▶ [Exercise aim] Go through the material and write it all out exactly, minus the pictures.

[Start Material supplied]

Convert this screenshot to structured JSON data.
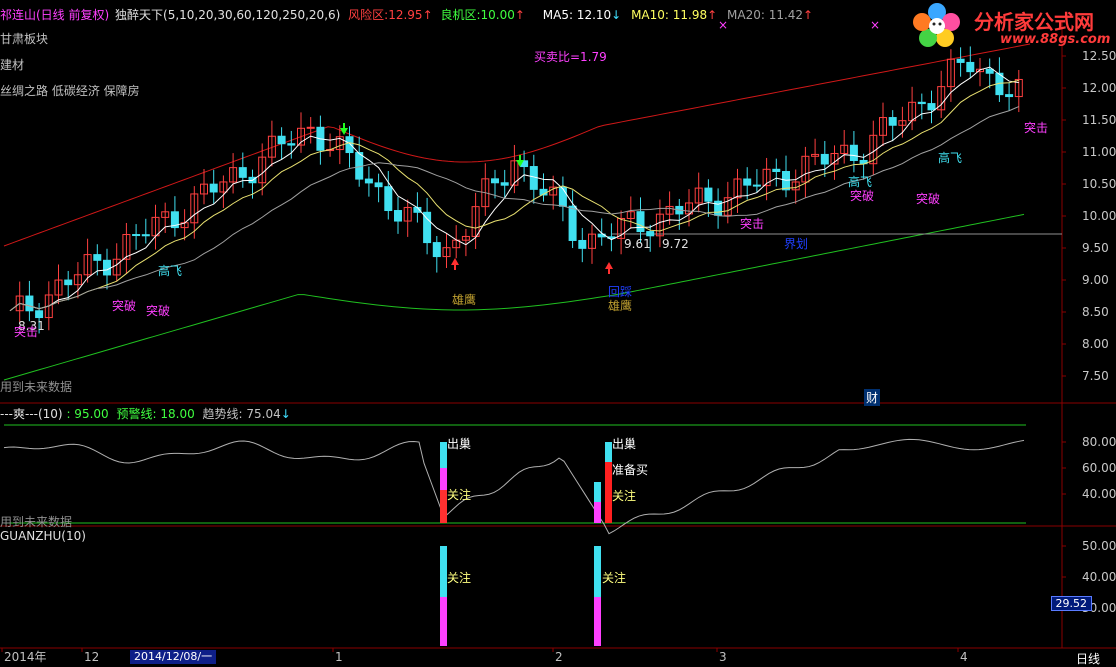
{
  "header": {
    "stock_title": "祁连山(日线 前复权)",
    "formula_name": "独醉天下(5,10,20,30,60,120,250,20,6)",
    "risk_label": "风险区:",
    "risk_value": "12.95",
    "opportunity_label": "良机区:",
    "opportunity_value": "10.00",
    "ma5_label": "MA5: 12.10",
    "ma10_label": "MA10: 11.98",
    "ma20_label": "MA20: 11.42",
    "up_arrow": "↑",
    "down_arrow": "↓"
  },
  "sectors": [
    "甘肃板块",
    "建材",
    "丝绸之路 低碳经济 保障房"
  ],
  "main_chart": {
    "buy_sell_ratio": "买卖比=1.79",
    "y_ticks": [
      "12.50",
      "12.00",
      "11.50",
      "11.00",
      "10.50",
      "10.00",
      "9.50",
      "9.00",
      "8.50",
      "8.00",
      "7.50"
    ],
    "annotations": [
      "8.31",
      "突击",
      "突破",
      "突破",
      "高飞",
      "雄鹰",
      "9.61",
      "9.72",
      "突击",
      "回踩",
      "雄鹰",
      "界划",
      "高飞",
      "突破",
      "突破",
      "高飞",
      "突击"
    ],
    "future_data_note": "用到未来数据",
    "finance_marker": "财"
  },
  "indicator1": {
    "name": "---爽---(10)",
    "value": ": 95.00",
    "warning_line": "预警线: 18.00",
    "trend_line": "趋势线: 75.04",
    "trend_arrow": "↓",
    "y_ticks": [
      "80.00",
      "60.00",
      "40.00"
    ],
    "labels": [
      "出巢",
      "关注",
      "出巢",
      "准备买",
      "关注"
    ],
    "future_data_note": "用到未来数据"
  },
  "indicator2": {
    "name": "GUANZHU(10)",
    "y_ticks": [
      "50.00",
      "40.00",
      "30.00"
    ],
    "labels": [
      "关注",
      "关注"
    ],
    "current_value": "29.52"
  },
  "time_axis": {
    "labels": [
      "2014年",
      "12",
      "2014/12/08/一",
      "1",
      "2",
      "3",
      "4"
    ],
    "period": "日线"
  },
  "logo": {
    "text": "分析家公式网",
    "url": "www.88gs.com"
  },
  "colors": {
    "up": "#ff4040",
    "down": "#40e0f0",
    "ma_white": "#ffffff",
    "ma_yellow": "#e8e070",
    "ma_gray": "#a0a0a0",
    "band_red": "#d01818",
    "band_green": "#20c020",
    "magenta": "#ff40ff",
    "grid_red": "#8a0000"
  }
}
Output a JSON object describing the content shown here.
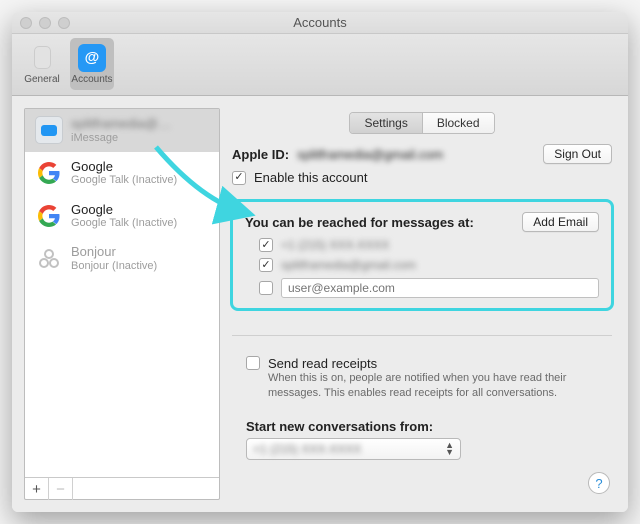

[End Material supplied]

▶ [Output for this exercise]
Convert this screenshot to structured JSON data.
{
  "header": {
    "stock_title": "祁连山(日线 前复权)",
    "formula_name": "独醉天下(5,10,20,30,60,120,250,20,6)",
    "risk_label": "风险区:",
    "risk_value": "12.95",
    "opportunity_label": "良机区:",
    "opportunity_value": "10.00",
    "ma5_label": "MA5: 12.10",
    "ma10_label": "MA10: 11.98",
    "ma20_label": "MA20: 11.42",
    "up_arrow": "↑",
    "down_arrow": "↓"
  },
  "sectors": [
    "甘肃板块",
    "建材",
    "丝绸之路 低碳经济 保障房"
  ],
  "main_chart": {
    "buy_sell_ratio": "买卖比=1.79",
    "y_ticks": [
      "12.50",
      "12.00",
      "11.50",
      "11.00",
      "10.50",
      "10.00",
      "9.50",
      "9.00",
      "8.50",
      "8.00",
      "7.50"
    ],
    "annotations": [
      "8.31",
      "突击",
      "突破",
      "突破",
      "高飞",
      "雄鹰",
      "9.61",
      "9.72",
      "突击",
      "回踩",
      "雄鹰",
      "界划",
      "高飞",
      "突破",
      "突破",
      "高飞",
      "突击"
    ],
    "future_data_note": "用到未来数据",
    "finance_marker": "财"
  },
  "indicator1": {
    "name": "---爽---(10)",
    "value": ": 95.00",
    "warning_line": "预警线: 18.00",
    "trend_line": "趋势线: 75.04",
    "trend_arrow": "↓",
    "y_ticks": [
      "80.00",
      "60.00",
      "40.00"
    ],
    "labels": [
      "出巢",
      "关注",
      "出巢",
      "准备买",
      "关注"
    ],
    "future_data_note": "用到未来数据"
  },
  "indicator2": {
    "name": "GUANZHU(10)",
    "y_ticks": [
      "50.00",
      "40.00",
      "30.00"
    ],
    "labels": [
      "关注",
      "关注"
    ],
    "current_value": "29.52"
  },
  "time_axis": {
    "labels": [
      "2014年",
      "12",
      "2014/12/08/一",
      "1",
      "2",
      "3",
      "4"
    ],
    "period": "日线"
  },
  "logo": {
    "text": "分析家公式网",
    "url": "www.88gs.com"
  },
  "colors": {
    "up": "#ff4040",
    "down": "#40e0f0",
    "ma_white": "#ffffff",
    "ma_yellow": "#e8e070",
    "ma_gray": "#a0a0a0",
    "band_red": "#d01818",
    "band_green": "#20c020",
    "magenta": "#ff40ff",
    "grid_red": "#8a0000"
  }
}
Output a JSON object describing the content shown here.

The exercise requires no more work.